**FRAGMENT ŹRÓDŁOWY:**
------------------------------------------------------------

Zdaniem senatora Krzysztofa Słonia: Udzielamy wybaczenia i prosimy o nie.
Ostatnie dni podsuwają wiele tematów zasługujących na to by poświęcić im osobny felieton. Zamach terrorystyczny na naszą kolej, zmiany w fotelu Marszałka Sejmu, niemiecka licytacja polskich pamiątek po ofiarach Holokaustu. Te ważne skądinąd tematy pewnie przez większość naszego społeczeństwa są śledzone z należytą uwagą. Poruszę więc temat, który ma szansę przemknąć niezauważony a zasługuje na przypomnienie, tym bardziej, że Senat niedawno jednogłośnie przyjął Uchwałę w 60. rocznicę „Orędzia pojednania” biskupów polskich do biskupów niemieckich, w którym padły znamienne słowa: „przebaczamy i prosimy o przebaczenie”. To akt wyjątkowy dla dziedzictwa europejskiego i światowego.
Jest 18 listopada 1965 roku, zaledwie dwadzieścia lat po zakończeniu II wojny światowej, ale w warunkach zimnej wojny. Trwają obrady Soboru Watykańskiego II (1962–1965). Zebranych tam 34 polskich biskupów, w tym m.in. prymas Stefan Wyszyński i abp Karol Wojtyła, podpisują historyczny list do biskupów niemieckich. Inicjatorem listu i jego autorem był abp Bolesław Kominek, przyszły arcybiskup metropolita wrocławski. Orędzie zawierało przypomnienie tysiąclecia chrześcijaństwa w Polsce, w tym historię stosunków polsko-niemieckich. Poczesne miejsce znalazły kwestie najbardziej bolesne, związane z cierpieniem i krzywdami doznanymi przez obywateli polskich w czasie ostatniej wojny. Były też dłonie wyciągnięte do pojednania, bo jakże inaczej obchodzić bez przebaczenia nasze Milenium, które miało nastąpić już w 1966 roku. Nie wszystkim to się spodobało. Pomijam dyplomatyczny i „do bólu” poprawny ton odpowiedzi niemieckich hierarchów, ale dla mnie najistotniejsza jest postawa ówczesnych władz w PRL, a szczególnie towarzysza Wiesława Gomułki.
On i jego komunistyczne zaplecze postanowili zdyskredytować prymasa, twórcę Wielkiej Nowenny. Bali się jej jak diabeł święconej wody, nazywali „ofensywą wojującego klerykalizmu” — i mieli rację, bo to było Maryjne koło ratunkowe dla ratowania i umocnienia Ducha Polskiego, Chrześcijańskiego Narodu. Rozpętali oszczerczą kampanię, by ośmieszać biskupów: że kolaboranci, że zdrajcy Ojczyzny, że nie mają prawa do organizacji obchodów Milenium. Sami, w panice, powołali do życia specjalną Komisję Partyjno-Rządową ds. Uroczystości Tysiąclecia.

------------------------------------------------------------

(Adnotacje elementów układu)
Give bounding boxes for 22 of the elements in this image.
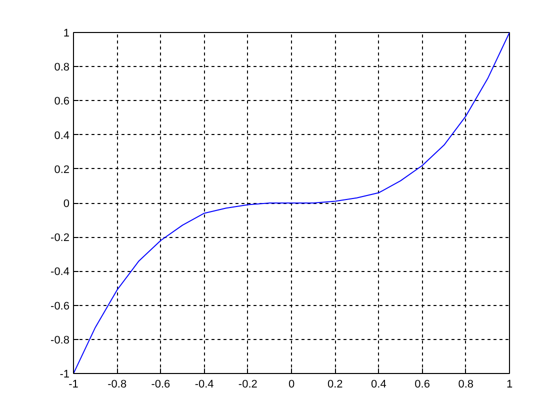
y-tick-label: 0.2 (54, 164, 70, 176)
y-tick-label: -0.2 (50, 232, 70, 244)
x-tick-label: 0.2 (327, 378, 343, 390)
y-tick-label: 1 (63, 28, 70, 40)
y-tick-label: 0.4 (54, 130, 70, 142)
y-tick-label: -0.4 (50, 266, 70, 278)
y-tick-label: 0 (63, 198, 70, 210)
x-tick-label: -0.2 (238, 378, 258, 390)
y-tick-label: -0.8 (50, 334, 70, 346)
y-tick-label: -0.6 (50, 300, 70, 312)
x-tick-label: 0 (288, 378, 295, 390)
y-tick-label: 0.8 (54, 62, 70, 74)
line-series (74, 32, 510, 374)
x-tick-label: -0.8 (108, 378, 127, 390)
x-tick-label: 0.4 (371, 378, 386, 390)
x-tick-label: 0.6 (414, 378, 430, 390)
y-tick-label: -1 (60, 368, 70, 380)
x-tick-label: -0.4 (194, 378, 214, 390)
y-tick-label: 0.6 (54, 96, 70, 108)
x-tick-label: 0.8 (458, 378, 474, 390)
x-tick-label: 1 (506, 378, 513, 390)
x-tick-label: -0.6 (151, 378, 170, 390)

------------------------------------------------------------

**ZADANIE PISEMNE 1:** Kto według fragmentu źródłowego był inicjatorem i autorem orędzia biskupów polskich do biskupów niemieckich?
**ZADANIE PISEMNE 2:** Wymień wszystkie tematy z ostatnich dni, które fragment źródłowy podaje jako zasługujące na osobny felieton.

**PEŁNA ODPOWIEDŹ 1:** Abp Bolesław Kominek, przyszły arcybiskup metropolita wrocławski.

**PEŁNA ODPOWIEDŹ 2:**
- zamach terrorystyczny na naszą kolej
- zmiany w fotelu Marszałka Sejmu
- niemiecka licytacja polskich pamiątek po ofiarach Holokaustu